Data records:
* Begin *

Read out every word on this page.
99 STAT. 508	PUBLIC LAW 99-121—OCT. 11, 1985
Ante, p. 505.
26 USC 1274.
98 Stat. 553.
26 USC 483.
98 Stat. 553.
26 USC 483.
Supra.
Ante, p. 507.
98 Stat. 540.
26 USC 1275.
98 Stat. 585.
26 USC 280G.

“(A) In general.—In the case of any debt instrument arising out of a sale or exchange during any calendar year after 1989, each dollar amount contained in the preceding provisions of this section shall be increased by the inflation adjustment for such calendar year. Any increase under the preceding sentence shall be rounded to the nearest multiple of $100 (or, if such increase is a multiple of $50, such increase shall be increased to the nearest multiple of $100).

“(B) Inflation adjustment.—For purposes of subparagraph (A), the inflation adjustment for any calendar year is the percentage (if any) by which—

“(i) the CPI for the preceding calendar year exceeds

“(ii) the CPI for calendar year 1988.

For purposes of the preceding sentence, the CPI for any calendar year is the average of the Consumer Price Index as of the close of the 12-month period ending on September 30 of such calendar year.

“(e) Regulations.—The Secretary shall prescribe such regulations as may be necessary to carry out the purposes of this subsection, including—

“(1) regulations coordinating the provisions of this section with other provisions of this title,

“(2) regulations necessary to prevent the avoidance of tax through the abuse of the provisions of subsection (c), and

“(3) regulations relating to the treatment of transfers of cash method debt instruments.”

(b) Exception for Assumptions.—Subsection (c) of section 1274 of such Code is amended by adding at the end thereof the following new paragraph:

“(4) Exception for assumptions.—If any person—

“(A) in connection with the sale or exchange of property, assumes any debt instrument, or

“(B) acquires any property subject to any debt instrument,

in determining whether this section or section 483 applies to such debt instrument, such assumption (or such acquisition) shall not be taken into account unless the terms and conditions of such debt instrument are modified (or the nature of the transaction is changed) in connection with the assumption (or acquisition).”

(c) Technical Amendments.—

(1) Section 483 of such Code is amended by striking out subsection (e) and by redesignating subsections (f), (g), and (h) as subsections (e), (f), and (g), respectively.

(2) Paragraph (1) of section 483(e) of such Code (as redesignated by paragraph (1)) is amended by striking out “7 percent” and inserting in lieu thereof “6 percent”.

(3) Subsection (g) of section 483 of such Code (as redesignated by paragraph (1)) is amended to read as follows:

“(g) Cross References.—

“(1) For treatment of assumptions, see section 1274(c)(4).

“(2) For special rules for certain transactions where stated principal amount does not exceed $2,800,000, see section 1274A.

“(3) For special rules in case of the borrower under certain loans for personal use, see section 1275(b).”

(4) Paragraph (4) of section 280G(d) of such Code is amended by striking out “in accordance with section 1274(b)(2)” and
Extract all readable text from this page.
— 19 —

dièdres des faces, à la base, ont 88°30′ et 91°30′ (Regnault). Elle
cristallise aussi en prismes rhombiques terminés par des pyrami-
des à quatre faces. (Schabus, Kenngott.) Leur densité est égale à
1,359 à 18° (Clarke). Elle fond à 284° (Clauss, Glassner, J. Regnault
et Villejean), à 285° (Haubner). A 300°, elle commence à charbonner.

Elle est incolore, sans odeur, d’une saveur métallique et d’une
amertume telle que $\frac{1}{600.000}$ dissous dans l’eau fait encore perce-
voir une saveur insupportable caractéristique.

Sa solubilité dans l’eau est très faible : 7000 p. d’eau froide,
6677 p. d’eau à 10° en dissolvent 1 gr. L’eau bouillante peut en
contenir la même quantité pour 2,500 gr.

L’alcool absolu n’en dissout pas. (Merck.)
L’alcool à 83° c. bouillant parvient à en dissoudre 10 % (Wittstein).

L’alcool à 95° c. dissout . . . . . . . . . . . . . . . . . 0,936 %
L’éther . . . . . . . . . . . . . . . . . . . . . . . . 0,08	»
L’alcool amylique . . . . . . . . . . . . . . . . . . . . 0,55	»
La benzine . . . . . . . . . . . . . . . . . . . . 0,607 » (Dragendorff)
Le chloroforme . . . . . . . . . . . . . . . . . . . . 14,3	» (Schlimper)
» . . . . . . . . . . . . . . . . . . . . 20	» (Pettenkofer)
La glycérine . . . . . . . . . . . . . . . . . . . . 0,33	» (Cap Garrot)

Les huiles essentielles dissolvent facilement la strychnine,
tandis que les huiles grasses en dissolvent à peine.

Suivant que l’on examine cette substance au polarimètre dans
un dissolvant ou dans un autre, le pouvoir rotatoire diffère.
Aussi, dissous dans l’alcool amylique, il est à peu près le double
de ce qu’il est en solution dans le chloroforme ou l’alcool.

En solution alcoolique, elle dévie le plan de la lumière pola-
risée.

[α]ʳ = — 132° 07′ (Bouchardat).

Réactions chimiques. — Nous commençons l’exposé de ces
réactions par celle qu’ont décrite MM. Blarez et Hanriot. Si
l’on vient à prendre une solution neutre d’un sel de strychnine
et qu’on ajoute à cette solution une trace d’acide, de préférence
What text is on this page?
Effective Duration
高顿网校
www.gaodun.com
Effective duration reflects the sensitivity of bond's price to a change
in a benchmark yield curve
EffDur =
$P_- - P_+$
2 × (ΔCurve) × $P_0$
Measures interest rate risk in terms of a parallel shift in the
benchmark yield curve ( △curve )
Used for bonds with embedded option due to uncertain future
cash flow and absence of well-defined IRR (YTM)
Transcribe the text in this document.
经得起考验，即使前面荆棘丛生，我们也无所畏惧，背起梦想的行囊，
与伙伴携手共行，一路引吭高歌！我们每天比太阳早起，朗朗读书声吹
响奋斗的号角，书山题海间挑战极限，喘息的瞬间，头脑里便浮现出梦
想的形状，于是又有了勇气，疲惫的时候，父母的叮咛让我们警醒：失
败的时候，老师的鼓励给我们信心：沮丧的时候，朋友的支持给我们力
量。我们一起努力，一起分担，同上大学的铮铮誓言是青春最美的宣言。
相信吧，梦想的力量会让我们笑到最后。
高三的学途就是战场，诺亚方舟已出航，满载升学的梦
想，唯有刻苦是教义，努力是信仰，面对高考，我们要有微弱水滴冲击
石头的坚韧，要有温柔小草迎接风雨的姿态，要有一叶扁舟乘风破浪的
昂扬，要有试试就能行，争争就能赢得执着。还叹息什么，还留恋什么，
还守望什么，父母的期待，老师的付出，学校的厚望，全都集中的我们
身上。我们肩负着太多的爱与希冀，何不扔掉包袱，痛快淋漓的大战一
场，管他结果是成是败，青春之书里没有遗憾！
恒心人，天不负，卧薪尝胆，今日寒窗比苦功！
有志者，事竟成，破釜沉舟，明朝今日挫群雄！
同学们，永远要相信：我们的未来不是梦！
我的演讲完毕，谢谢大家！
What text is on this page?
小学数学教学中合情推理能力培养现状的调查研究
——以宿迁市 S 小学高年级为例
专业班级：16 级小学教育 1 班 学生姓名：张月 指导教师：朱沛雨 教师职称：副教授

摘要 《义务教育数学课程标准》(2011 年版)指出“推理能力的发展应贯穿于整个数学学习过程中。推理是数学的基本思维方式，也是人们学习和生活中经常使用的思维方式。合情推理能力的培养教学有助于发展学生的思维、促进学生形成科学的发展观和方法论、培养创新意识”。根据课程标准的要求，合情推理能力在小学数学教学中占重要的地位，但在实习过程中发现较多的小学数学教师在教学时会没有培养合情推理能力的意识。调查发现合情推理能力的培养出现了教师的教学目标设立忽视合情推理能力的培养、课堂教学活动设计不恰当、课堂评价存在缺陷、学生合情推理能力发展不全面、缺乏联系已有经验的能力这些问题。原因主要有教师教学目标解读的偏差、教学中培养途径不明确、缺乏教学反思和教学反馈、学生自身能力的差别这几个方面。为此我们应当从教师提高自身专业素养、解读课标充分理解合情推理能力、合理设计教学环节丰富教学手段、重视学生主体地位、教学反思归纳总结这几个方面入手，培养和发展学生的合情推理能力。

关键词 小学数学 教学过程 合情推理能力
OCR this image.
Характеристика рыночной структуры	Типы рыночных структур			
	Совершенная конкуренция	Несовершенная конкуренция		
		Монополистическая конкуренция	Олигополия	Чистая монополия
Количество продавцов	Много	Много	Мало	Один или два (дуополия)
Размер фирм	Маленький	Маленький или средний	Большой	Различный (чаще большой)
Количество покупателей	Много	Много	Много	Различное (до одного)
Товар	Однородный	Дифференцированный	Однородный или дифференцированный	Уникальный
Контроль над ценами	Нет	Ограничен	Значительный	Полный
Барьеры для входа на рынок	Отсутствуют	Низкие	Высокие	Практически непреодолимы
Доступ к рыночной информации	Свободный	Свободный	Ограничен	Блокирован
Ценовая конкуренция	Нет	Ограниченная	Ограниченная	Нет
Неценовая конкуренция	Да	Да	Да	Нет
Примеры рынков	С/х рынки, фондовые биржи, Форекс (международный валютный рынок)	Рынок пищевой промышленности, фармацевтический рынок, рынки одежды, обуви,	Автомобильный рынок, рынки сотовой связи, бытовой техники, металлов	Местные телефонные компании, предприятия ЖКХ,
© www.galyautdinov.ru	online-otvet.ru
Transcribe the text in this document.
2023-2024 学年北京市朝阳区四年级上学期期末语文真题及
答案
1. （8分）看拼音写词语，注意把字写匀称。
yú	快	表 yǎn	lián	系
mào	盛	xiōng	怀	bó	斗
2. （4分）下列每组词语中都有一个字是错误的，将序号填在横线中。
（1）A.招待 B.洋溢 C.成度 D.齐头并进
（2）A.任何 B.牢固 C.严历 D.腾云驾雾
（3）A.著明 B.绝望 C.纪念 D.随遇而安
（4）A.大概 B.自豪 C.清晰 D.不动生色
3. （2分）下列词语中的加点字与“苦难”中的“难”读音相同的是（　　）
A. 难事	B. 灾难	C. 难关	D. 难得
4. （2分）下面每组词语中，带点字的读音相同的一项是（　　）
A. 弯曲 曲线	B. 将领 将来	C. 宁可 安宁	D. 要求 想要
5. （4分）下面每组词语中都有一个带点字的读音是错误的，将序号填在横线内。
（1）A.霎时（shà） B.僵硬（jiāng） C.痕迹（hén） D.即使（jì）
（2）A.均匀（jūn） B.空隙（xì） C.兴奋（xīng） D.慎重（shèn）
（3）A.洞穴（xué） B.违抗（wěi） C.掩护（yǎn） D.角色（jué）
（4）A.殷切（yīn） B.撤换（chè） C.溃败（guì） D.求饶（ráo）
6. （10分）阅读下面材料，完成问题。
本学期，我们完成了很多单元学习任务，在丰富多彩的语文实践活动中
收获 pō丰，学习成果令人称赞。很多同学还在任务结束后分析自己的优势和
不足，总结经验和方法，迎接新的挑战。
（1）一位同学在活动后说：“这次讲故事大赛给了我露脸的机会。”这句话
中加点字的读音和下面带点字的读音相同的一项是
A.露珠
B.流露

* End *

Challenge:
Search the records above for "конкуренция". Copy each line where it is found.

Response to the exercise:
	Совершенная конкуренция	Несовершенная конкуренция		
		Монополистическая конкуренция	Олигополия	Чистая монополия
Ценовая конкуренция	Нет	Ограниченная	Ограниченная	Нет
Неценовая конкуренция	Да	Да	Да	Нет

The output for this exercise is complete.